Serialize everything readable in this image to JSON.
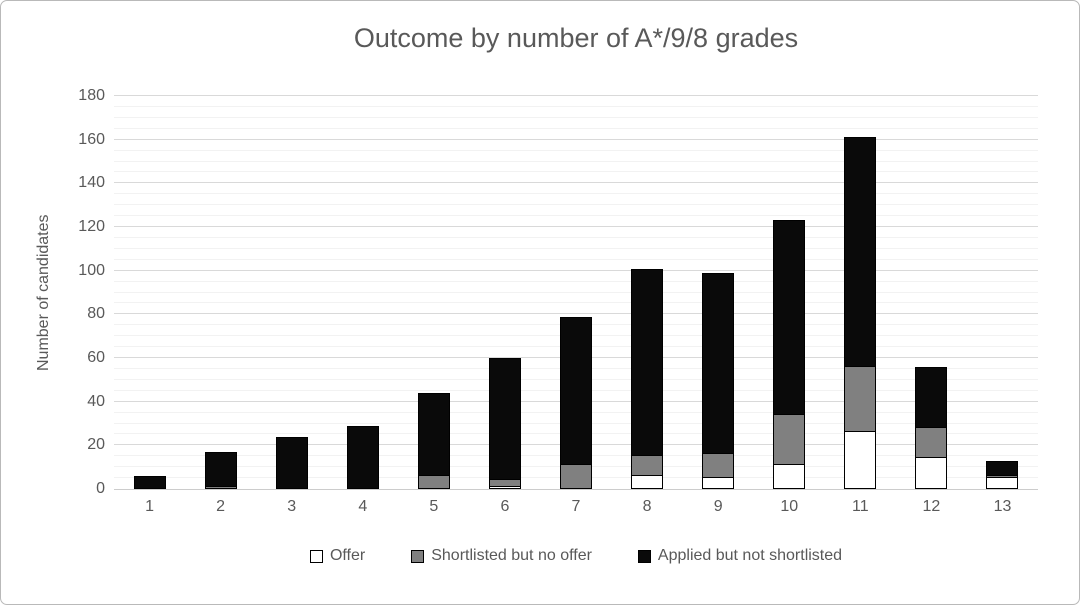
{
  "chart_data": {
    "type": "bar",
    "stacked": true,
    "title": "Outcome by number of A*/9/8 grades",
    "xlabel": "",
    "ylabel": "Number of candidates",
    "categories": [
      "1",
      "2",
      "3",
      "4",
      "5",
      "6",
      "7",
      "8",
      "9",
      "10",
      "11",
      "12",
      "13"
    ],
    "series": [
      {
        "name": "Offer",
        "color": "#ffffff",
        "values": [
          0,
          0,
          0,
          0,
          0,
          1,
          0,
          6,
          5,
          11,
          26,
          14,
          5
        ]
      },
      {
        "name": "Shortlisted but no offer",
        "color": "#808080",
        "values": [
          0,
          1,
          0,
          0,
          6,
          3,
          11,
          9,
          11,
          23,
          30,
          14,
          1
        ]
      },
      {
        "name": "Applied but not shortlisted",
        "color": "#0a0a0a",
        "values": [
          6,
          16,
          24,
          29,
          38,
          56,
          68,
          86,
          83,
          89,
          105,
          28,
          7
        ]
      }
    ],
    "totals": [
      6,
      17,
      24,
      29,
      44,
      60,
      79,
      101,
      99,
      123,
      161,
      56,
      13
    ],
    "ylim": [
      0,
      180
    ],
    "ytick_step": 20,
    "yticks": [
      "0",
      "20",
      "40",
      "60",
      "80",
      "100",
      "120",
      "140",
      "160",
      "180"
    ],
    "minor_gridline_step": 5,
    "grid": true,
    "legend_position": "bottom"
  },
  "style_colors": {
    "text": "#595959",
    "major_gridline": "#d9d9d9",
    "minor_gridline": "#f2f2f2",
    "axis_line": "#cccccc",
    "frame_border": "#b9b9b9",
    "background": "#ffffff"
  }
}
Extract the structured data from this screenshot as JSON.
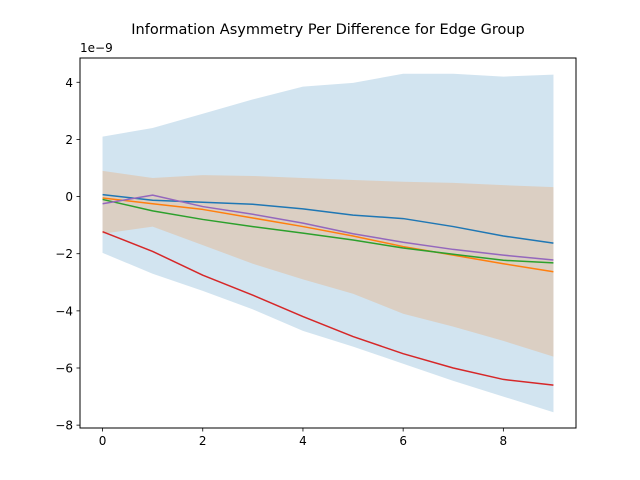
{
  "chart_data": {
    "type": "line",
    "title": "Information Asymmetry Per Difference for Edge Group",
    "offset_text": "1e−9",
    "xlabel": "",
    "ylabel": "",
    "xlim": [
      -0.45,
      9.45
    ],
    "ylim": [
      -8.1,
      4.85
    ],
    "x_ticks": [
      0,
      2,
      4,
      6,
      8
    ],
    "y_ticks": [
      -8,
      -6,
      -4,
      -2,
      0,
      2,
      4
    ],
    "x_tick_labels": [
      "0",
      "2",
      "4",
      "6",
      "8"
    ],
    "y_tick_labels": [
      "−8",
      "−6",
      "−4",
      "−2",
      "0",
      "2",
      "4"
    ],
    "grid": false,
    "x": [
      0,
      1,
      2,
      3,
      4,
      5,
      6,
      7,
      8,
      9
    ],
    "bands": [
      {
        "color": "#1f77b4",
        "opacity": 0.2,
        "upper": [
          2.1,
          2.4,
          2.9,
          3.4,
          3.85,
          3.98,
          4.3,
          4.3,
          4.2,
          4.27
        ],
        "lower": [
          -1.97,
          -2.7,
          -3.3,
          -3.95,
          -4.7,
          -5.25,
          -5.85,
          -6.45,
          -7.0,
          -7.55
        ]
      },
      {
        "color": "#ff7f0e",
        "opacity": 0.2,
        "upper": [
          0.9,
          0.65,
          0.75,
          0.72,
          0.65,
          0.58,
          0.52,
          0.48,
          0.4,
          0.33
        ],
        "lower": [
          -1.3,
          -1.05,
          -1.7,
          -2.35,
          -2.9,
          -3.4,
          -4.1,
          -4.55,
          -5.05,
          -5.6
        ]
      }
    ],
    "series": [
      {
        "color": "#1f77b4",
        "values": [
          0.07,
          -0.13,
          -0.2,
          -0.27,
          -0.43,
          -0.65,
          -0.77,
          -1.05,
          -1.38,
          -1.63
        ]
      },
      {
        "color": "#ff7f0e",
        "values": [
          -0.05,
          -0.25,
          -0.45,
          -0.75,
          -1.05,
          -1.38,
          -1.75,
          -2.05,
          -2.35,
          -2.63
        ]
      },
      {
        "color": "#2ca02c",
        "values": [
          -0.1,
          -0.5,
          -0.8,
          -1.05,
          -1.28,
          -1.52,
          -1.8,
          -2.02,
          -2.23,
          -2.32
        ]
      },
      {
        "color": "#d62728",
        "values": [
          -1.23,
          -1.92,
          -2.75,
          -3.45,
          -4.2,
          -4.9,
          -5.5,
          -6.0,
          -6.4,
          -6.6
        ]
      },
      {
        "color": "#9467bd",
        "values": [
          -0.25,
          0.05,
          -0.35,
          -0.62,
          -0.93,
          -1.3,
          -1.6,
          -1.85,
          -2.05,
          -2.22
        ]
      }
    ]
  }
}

────────────────────

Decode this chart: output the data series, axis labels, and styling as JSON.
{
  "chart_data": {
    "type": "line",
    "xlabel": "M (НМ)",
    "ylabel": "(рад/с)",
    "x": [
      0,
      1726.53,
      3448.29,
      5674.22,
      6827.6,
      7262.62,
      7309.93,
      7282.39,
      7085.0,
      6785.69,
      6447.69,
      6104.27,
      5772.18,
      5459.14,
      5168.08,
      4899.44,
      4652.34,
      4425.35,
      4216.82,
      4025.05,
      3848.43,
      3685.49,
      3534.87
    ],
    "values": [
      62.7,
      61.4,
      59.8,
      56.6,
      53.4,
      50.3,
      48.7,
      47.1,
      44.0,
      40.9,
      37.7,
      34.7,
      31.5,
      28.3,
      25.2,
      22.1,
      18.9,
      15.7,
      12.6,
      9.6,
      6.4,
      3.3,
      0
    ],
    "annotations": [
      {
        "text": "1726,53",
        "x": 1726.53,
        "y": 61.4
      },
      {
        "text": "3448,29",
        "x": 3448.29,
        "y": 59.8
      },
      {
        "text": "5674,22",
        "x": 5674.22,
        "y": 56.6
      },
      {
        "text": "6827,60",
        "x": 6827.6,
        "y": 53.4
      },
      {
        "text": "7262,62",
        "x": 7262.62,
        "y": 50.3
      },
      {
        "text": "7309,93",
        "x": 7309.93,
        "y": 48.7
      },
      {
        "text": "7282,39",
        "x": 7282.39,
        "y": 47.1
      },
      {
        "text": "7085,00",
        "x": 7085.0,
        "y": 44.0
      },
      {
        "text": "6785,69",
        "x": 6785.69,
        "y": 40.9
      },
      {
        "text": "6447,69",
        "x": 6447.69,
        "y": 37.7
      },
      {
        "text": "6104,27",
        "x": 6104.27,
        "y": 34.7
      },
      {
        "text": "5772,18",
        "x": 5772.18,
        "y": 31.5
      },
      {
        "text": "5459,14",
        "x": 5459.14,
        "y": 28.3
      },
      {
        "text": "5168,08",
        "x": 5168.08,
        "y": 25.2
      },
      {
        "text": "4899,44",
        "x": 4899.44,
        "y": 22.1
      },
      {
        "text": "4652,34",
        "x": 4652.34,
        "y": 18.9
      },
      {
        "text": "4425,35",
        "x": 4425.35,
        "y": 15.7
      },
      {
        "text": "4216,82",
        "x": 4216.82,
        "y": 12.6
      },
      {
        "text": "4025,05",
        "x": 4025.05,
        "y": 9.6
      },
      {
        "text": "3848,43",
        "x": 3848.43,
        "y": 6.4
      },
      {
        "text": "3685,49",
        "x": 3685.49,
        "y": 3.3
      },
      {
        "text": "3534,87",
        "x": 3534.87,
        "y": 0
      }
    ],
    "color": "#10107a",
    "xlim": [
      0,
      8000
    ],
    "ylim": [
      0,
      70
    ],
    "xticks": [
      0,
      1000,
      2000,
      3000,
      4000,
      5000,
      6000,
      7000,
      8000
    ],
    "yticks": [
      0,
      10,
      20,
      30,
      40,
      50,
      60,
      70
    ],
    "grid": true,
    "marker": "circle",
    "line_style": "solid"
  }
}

────────────────────

→ **WRITTEN EXERCISE**
From the entries above, pull out each line that includes "JSON".

→ **PROBLEM SOLUTION**
Serialize everything readable in this image to JSON.
Extract the structured data from this screenshot as JSON.
Decode this chart: output the data series, axis labels, and styling as JSON.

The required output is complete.